* Exercise aim *
Set down each line of the data below exactly as it stands, dropping the pictures.

* Record extracts *
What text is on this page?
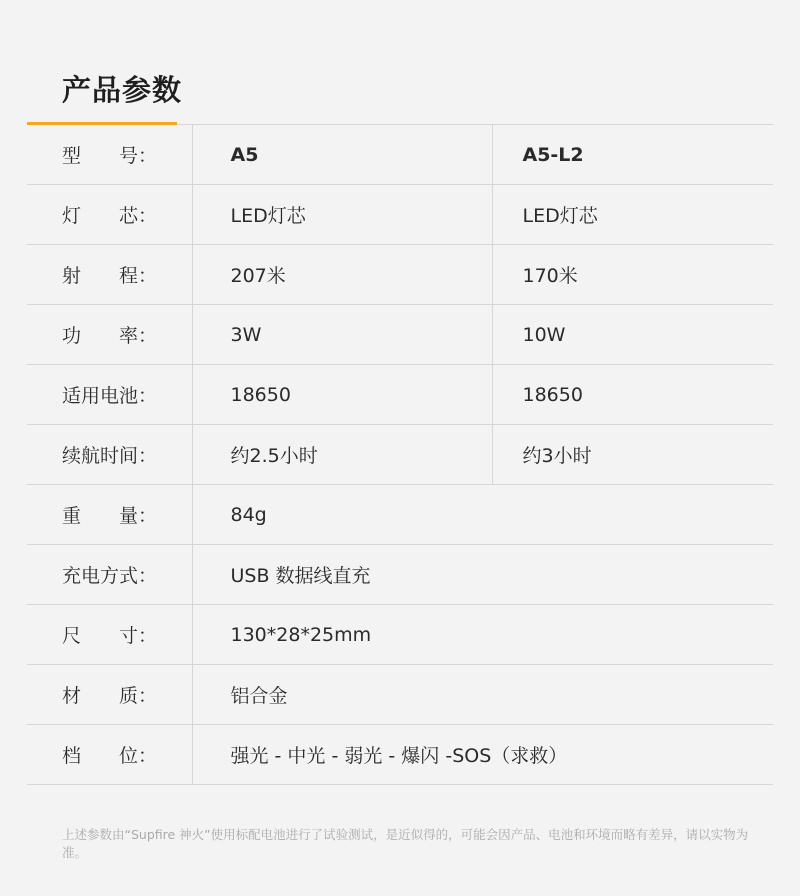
产品参数
型　　号：	A5	A5-L2
灯　　芯：	LED灯芯	LED灯芯
射　　程：	207米	170米
功　　率：	3W	10W
适用电池：	18650	18650
续航时间：	约2.5小时	约3小时
重　　量：	84g	
充电方式：	USB 数据线直充	
尺　　寸：	130*28*25mm	
材　　质：	铝合金	
档　　位：	强光 - 中光 - 弱光 - 爆闪 -SOS（求救）	
上述参数由“Supfire 神火”使用标配电池进行了试验测试，是近似得的，可能会因产品、电池和环境而略有差异，请以实物为准。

* Full solution *
What text is on this page?
产品参数
型　　号：	A5	A5-L2
灯　　芯：	LED灯芯	LED灯芯
射　　程：	207米	170米
功　　率：	3W	10W
适用电池：	18650	18650
续航时间：	约2.5小时	约3小时
重　　量：	84g	
充电方式：	USB 数据线直充	
尺　　寸：	130*28*25mm	
材　　质：	铝合金	
档　　位：	强光 - 中光 - 弱光 - 爆闪 -SOS（求救）	
上述参数由“Supfire 神火”使用标配电池进行了试验测试，是近似得的，可能会因产品、电池和环境而略有差异，请以实物为准。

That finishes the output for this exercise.